What is expected ::
Reproduce each line that includes the word "trên".

>> Start

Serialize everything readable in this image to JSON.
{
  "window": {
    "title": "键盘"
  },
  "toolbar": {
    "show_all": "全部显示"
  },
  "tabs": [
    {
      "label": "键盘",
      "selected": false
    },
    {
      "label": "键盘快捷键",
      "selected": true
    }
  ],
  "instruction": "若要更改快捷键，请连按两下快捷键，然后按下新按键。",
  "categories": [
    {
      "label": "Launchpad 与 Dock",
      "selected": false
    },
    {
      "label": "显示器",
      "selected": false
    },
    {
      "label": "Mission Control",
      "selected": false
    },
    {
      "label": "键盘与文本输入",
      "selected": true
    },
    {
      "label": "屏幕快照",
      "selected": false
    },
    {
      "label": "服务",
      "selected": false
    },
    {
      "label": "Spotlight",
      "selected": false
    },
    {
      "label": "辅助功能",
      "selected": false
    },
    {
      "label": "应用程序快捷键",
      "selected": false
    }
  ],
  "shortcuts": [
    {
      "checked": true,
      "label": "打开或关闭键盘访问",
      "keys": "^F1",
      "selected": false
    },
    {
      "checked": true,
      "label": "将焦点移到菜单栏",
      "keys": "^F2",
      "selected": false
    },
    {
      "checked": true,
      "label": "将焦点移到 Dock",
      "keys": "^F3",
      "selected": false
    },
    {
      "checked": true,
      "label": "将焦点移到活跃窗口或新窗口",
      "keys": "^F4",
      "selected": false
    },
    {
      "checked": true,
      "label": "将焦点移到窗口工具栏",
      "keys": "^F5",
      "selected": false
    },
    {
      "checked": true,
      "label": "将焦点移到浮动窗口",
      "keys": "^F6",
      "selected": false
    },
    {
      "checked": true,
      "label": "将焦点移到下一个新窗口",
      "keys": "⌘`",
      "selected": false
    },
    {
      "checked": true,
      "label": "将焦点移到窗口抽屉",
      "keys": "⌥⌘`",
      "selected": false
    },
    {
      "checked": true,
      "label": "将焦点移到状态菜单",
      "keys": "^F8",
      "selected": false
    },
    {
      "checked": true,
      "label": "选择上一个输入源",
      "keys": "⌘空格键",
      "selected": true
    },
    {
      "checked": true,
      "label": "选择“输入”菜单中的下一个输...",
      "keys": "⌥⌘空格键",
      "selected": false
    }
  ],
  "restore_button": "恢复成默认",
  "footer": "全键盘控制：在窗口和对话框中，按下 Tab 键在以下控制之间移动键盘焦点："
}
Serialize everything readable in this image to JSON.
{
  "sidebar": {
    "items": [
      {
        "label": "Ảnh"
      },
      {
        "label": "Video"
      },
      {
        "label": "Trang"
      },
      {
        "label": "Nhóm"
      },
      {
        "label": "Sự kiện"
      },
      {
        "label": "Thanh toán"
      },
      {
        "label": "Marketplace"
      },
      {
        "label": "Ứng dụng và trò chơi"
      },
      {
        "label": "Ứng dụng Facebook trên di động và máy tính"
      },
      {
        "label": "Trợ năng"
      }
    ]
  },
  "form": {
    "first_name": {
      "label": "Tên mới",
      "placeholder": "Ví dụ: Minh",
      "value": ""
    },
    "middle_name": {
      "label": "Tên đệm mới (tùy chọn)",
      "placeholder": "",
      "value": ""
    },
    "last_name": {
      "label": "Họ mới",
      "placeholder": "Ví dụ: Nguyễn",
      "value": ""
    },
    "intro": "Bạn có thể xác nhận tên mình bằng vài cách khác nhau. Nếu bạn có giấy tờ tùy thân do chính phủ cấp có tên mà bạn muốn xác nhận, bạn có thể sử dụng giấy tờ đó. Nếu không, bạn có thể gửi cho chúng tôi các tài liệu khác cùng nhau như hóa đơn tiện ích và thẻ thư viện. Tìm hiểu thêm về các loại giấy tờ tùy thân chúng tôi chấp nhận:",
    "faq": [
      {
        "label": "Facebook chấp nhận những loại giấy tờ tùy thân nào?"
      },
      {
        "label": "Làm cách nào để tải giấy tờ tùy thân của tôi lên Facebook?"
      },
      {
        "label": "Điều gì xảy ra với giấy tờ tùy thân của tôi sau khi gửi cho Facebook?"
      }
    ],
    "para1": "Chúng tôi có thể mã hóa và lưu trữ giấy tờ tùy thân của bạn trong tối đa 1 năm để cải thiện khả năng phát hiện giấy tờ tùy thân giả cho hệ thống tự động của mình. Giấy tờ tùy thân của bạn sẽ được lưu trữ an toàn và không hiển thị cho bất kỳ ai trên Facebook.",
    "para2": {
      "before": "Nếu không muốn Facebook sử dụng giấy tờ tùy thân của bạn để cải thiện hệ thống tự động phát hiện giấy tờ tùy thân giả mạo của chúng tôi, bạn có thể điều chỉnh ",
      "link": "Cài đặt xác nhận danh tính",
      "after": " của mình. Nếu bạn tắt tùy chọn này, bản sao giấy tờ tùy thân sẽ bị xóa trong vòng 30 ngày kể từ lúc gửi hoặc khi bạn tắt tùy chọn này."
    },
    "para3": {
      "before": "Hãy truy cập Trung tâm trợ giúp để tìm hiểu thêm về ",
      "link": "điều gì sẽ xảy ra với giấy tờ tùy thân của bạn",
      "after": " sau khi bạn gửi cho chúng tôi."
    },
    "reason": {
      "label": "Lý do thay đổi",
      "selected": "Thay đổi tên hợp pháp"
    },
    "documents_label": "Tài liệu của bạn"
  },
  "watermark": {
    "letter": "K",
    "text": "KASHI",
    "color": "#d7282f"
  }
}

>> End

Task result ::
        "label": "Ứng dụng Facebook trên di động và máy tính"
    "para1": "Chúng tôi có thể mã hóa và lưu trữ giấy tờ tùy thân của bạn trong tối đa 1 năm để cải thiện khả năng phát hiện giấy tờ tùy thân giả cho hệ thống tự động của mình. Giấy tờ tùy thân của bạn sẽ được lưu trữ an toàn và không hiển thị cho bất kỳ ai trên Facebook.",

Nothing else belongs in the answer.